■ **WORK TO DO**: Copy each line exactly. Drop every picture.

## Begin EXTRACTED DATA

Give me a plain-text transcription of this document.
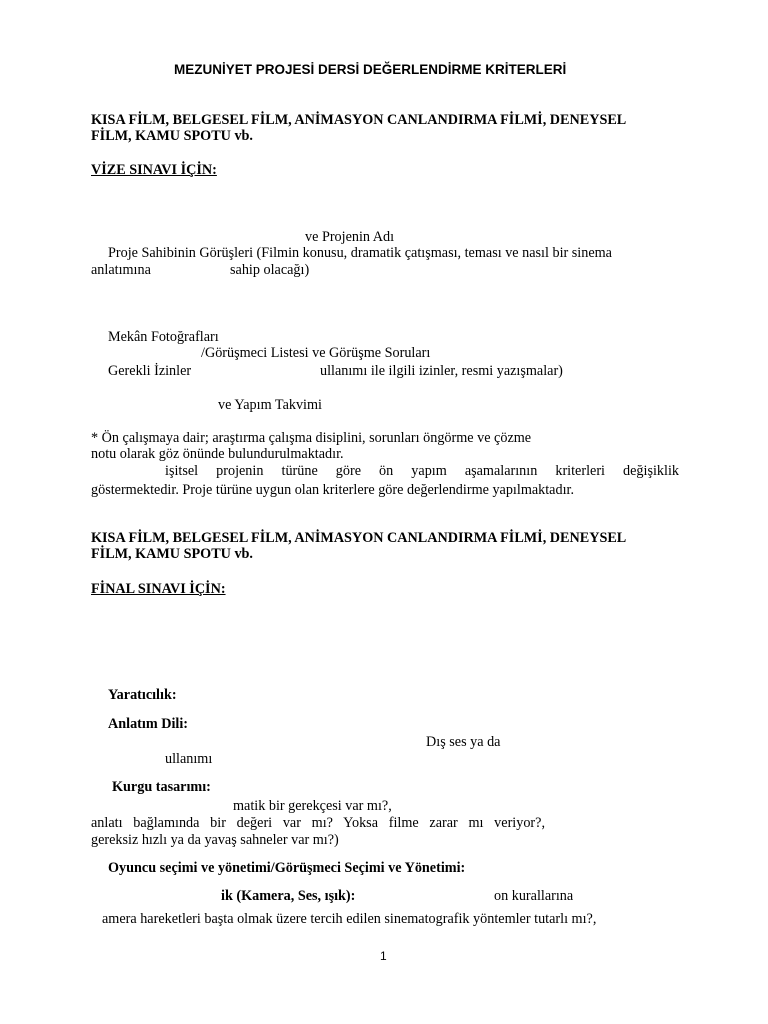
MEZUNİYET PROJESİ DERSİ DEĞERLENDİRME KRİTERLERİ
KISA FİLM, BELGESEL FİLM, ANİMASYON CANLANDIRMA FİLMİ, DENEYSEL
FİLM, KAMU SPOTU vb.
VİZE SINAVI İÇİN:
ve Projenin Adı
Proje Sahibinin Görüşleri (Filmin konusu, dramatik çatışması, teması ve nasıl bir sinema
anlatımına	sahip olacağı)
Mekân Fotoğrafları
/Görüşmeci Listesi ve Görüşme Soruları
Gerekli İzinler	ullanımı ile ilgili izinler, resmi yazışmalar)
ve Yapım Takvimi
* Ön çalışmaya dair; araştırma çalışma disiplini, sorunları öngörme ve çözme
notu olarak göz önünde bulundurulmaktadır.
işitsel projenin türüne göre ön yapım aşamalarının kriterleri değişiklik
göstermektedir. Proje türüne uygun olan kriterlere göre değerlendirme yapılmaktadır.
KISA FİLM, BELGESEL FİLM, ANİMASYON CANLANDIRMA FİLMİ, DENEYSEL
FİLM, KAMU SPOTU vb.
FİNAL SINAVI İÇİN:
Yaratıcılık:
Anlatım Dili:
Dış ses ya da
ullanımı
Kurgu tasarımı:
matik bir gerekçesi var mı?,
anlatı bağlamında bir değeri var mı? Yoksa filme zarar mı veriyor?,
gereksiz hızlı ya da yavaş sahneler var mı?)
Oyuncu seçimi ve yönetimi/Görüşmeci Seçimi ve Yönetimi:
ik (Kamera, Ses, ışık):	on kurallarına
amera hareketleri başta olmak üzere tercih edilen sinematografik yöntemler tutarlı mı?,
1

## End EXTRACTED DATA

■ **RESULT FOR THIS EXERCISE**:
Give me a plain-text transcription of this document.
MEZUNİYET PROJESİ DERSİ DEĞERLENDİRME KRİTERLERİ
KISA FİLM, BELGESEL FİLM, ANİMASYON CANLANDIRMA FİLMİ, DENEYSEL
FİLM, KAMU SPOTU vb.
VİZE SINAVI İÇİN:
ve Projenin Adı
Proje Sahibinin Görüşleri (Filmin konusu, dramatik çatışması, teması ve nasıl bir sinema
anlatımına	sahip olacağı)
Mekân Fotoğrafları
/Görüşmeci Listesi ve Görüşme Soruları
Gerekli İzinler	ullanımı ile ilgili izinler, resmi yazışmalar)
ve Yapım Takvimi
* Ön çalışmaya dair; araştırma çalışma disiplini, sorunları öngörme ve çözme
notu olarak göz önünde bulundurulmaktadır.
işitsel projenin türüne göre ön yapım aşamalarının kriterleri değişiklik
göstermektedir. Proje türüne uygun olan kriterlere göre değerlendirme yapılmaktadır.
KISA FİLM, BELGESEL FİLM, ANİMASYON CANLANDIRMA FİLMİ, DENEYSEL
FİLM, KAMU SPOTU vb.
FİNAL SINAVI İÇİN:
Yaratıcılık:
Anlatım Dili:
Dış ses ya da
ullanımı
Kurgu tasarımı:
matik bir gerekçesi var mı?,
anlatı bağlamında bir değeri var mı? Yoksa filme zarar mı veriyor?,
gereksiz hızlı ya da yavaş sahneler var mı?)
Oyuncu seçimi ve yönetimi/Görüşmeci Seçimi ve Yönetimi:
ik (Kamera, Ses, ışık):	on kurallarına
amera hareketleri başta olmak üzere tercih edilen sinematografik yöntemler tutarlı mı?,
1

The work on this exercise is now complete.